→ Exercise directions
Locate every line below that contains the word "odpowiednich" and copy it.

==== Provided entries ====

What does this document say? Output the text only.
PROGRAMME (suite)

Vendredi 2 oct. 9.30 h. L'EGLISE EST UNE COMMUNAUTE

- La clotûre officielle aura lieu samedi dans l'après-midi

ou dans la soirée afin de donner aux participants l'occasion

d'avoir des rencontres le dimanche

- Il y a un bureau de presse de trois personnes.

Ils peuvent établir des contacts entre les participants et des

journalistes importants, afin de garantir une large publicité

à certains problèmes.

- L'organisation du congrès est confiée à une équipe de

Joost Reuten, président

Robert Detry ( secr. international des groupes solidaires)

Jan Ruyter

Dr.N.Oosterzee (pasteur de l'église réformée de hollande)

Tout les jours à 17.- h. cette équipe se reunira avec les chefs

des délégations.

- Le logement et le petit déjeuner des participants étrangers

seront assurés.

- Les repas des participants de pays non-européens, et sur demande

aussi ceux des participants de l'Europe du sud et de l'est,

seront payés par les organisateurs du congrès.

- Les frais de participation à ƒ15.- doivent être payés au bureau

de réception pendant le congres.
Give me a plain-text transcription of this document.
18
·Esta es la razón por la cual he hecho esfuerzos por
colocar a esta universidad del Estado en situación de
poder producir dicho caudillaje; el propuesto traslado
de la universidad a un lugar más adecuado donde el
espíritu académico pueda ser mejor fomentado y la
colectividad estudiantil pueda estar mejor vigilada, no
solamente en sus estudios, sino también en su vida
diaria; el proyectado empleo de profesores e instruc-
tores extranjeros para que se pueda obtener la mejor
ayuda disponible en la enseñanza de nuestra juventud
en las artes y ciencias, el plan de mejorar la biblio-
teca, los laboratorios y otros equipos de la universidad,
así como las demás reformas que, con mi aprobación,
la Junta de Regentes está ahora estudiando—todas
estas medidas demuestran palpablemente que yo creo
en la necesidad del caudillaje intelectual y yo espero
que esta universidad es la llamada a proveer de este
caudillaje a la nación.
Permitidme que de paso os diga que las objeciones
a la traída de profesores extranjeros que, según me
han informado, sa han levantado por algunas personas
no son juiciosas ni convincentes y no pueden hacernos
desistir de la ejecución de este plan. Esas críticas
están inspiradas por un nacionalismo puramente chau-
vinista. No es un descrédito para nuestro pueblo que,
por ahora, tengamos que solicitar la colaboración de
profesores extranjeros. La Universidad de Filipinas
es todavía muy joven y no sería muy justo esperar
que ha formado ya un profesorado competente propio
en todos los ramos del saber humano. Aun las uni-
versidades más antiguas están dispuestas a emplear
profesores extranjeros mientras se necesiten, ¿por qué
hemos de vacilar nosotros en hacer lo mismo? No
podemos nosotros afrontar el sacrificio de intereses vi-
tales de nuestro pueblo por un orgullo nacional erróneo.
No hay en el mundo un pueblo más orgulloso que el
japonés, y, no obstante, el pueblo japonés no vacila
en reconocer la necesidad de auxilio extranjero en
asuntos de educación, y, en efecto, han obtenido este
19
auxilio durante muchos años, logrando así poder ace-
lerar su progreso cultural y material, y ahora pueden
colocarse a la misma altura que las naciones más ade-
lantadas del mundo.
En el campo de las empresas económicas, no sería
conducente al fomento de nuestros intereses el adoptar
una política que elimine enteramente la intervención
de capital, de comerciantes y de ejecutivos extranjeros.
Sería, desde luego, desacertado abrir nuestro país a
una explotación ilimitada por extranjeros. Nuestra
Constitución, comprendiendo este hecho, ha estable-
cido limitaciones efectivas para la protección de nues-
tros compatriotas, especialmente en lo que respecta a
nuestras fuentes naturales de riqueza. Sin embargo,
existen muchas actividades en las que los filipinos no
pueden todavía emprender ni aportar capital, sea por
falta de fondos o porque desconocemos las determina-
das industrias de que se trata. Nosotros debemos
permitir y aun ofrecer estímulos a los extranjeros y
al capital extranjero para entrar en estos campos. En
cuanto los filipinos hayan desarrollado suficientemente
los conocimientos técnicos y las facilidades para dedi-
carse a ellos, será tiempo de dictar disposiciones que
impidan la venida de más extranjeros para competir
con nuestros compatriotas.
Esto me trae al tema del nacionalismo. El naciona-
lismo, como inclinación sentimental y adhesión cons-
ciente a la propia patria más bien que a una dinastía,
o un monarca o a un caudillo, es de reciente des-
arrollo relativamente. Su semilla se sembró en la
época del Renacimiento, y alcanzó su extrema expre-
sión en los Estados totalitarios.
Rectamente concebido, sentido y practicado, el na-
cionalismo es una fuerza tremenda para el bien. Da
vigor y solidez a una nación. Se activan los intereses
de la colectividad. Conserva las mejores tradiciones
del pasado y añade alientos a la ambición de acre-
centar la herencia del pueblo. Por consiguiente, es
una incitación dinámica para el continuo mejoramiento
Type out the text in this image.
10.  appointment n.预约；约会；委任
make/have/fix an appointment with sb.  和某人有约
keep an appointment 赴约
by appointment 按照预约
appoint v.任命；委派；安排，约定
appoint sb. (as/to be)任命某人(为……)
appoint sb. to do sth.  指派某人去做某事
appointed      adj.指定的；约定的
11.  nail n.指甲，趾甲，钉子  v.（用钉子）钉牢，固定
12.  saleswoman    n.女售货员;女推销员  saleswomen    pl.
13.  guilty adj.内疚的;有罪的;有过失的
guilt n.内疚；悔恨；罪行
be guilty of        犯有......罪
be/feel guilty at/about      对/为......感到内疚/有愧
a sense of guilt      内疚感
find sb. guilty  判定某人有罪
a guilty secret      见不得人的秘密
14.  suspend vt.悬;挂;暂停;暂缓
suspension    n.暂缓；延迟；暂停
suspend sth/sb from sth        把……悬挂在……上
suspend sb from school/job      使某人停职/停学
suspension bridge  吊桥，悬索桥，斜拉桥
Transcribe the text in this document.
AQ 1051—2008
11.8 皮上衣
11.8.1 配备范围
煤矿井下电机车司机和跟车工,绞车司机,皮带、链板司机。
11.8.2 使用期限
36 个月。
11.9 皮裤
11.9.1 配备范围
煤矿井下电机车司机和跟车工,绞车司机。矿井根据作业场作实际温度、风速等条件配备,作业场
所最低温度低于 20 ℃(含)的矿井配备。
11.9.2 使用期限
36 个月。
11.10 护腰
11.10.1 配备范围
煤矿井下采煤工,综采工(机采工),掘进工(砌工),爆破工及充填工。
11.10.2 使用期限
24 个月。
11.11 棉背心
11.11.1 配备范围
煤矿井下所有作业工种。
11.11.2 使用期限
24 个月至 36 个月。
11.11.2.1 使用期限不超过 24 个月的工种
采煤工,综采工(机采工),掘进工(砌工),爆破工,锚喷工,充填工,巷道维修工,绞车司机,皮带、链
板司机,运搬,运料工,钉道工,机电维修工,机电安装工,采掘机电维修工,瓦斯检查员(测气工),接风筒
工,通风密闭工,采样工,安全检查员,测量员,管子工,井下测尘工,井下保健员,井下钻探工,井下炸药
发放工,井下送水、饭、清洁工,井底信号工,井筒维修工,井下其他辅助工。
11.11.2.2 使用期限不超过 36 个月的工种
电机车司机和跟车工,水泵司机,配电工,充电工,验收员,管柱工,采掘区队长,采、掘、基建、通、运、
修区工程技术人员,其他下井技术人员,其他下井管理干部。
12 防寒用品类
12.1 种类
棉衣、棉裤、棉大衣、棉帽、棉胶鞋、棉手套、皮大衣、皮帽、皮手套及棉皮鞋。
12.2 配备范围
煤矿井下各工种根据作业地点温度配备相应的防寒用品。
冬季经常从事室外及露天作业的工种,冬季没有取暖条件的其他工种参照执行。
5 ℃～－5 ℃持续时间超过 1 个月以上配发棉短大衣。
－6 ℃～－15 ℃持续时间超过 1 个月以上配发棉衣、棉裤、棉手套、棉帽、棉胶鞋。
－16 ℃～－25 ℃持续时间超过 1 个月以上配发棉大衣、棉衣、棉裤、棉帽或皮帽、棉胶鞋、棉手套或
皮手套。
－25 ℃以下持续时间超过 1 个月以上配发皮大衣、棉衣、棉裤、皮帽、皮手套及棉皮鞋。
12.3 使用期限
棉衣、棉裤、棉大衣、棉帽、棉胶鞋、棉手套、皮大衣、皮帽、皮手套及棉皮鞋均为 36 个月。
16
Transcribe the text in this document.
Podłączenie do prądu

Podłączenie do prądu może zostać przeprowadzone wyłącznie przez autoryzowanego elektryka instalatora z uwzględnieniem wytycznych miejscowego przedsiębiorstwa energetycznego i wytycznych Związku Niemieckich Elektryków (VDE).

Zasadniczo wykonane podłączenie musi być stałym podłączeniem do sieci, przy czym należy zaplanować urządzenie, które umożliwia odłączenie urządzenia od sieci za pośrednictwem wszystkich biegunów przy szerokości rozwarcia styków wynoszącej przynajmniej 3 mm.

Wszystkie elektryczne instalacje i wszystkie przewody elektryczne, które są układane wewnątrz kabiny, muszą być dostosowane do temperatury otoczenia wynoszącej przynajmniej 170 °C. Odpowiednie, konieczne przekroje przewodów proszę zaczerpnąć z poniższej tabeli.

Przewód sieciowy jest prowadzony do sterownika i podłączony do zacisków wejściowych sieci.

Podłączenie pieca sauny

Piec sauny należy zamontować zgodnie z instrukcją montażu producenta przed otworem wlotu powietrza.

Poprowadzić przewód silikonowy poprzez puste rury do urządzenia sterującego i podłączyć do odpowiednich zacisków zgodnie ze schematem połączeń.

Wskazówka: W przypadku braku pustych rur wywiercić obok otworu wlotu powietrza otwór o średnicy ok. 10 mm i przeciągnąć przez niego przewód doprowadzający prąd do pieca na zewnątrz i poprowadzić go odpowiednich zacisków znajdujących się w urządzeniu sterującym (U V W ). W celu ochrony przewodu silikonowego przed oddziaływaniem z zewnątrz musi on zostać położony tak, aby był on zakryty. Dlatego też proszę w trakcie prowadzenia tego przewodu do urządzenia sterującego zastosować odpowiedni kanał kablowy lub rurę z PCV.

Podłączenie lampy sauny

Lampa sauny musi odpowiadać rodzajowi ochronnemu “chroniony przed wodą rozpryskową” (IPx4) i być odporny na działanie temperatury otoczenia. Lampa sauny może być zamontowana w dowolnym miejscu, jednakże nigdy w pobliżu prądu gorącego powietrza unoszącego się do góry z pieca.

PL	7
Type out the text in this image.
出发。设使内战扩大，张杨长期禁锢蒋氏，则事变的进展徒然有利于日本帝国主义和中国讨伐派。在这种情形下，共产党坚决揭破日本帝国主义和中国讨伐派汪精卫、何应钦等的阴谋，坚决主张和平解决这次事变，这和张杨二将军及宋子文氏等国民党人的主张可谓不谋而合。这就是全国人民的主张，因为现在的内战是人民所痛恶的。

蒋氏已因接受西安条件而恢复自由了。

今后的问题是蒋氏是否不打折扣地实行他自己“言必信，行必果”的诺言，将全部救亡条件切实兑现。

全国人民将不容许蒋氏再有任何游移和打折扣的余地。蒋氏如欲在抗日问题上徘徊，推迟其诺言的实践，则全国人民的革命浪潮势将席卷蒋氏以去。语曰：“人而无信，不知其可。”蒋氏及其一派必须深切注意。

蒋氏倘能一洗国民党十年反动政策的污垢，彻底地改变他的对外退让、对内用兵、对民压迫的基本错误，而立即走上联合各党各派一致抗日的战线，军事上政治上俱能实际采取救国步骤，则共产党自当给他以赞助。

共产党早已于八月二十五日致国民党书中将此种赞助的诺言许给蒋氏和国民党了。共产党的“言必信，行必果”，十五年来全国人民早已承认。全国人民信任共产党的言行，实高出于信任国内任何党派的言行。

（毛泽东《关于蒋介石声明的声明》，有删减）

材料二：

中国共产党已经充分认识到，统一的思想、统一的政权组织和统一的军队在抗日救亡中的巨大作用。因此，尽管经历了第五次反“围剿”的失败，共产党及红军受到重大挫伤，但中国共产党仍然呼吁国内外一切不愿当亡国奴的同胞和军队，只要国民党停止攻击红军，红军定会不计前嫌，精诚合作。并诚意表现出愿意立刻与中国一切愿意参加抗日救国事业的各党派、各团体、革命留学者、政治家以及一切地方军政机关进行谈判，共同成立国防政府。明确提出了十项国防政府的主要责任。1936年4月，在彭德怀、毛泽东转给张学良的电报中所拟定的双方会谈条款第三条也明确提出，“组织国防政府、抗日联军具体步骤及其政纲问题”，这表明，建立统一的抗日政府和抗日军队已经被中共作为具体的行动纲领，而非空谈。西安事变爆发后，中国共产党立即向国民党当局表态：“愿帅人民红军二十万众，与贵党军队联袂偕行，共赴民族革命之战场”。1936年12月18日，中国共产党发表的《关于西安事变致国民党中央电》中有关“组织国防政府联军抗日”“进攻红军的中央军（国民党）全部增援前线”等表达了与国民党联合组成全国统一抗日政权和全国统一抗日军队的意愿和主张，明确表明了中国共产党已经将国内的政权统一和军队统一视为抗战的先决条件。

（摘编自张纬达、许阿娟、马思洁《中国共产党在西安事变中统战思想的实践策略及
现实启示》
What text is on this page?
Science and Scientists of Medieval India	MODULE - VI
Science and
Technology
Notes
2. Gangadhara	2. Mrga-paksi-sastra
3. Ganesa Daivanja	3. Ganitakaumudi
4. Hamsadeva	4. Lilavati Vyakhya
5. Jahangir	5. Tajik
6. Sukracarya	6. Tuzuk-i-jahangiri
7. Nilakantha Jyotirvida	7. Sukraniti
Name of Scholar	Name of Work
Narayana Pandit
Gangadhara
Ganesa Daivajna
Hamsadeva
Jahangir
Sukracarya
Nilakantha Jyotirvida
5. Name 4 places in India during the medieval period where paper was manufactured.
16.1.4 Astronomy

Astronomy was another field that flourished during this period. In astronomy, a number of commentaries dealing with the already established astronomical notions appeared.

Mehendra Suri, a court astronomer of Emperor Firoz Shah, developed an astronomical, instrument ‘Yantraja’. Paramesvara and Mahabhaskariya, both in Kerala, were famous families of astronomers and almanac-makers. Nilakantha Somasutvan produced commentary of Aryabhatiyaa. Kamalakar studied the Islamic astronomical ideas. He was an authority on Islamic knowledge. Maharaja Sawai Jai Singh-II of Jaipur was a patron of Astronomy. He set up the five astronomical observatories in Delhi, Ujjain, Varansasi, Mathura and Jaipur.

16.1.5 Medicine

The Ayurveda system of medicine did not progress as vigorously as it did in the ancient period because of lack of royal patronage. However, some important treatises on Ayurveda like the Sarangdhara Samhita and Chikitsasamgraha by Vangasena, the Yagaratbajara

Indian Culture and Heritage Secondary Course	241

====

→ Solution below
Poprowadzić przewód silikonowy poprzez puste rury do urządzenia sterującego i podłączyć do odpowiednich zacisków zgodnie ze schematem połączeń.
Wskazówka: W przypadku braku pustych rur wywiercić obok otworu wlotu powietrza otwór o średnicy ok. 10 mm i przeciągnąć przez niego przewód doprowadzający prąd do pieca na zewnątrz i poprowadzić go odpowiednich zacisków znajdujących się w urządzeniu sterującym (U V W ). W celu ochrony przewodu silikonowego przed oddziaływaniem z zewnątrz musi on zostać położony tak, aby był on zakryty. Dlatego też proszę w trakcie prowadzenia tego przewodu do urządzenia sterującego zastosować odpowiedni kanał kablowy lub rurę z PCV.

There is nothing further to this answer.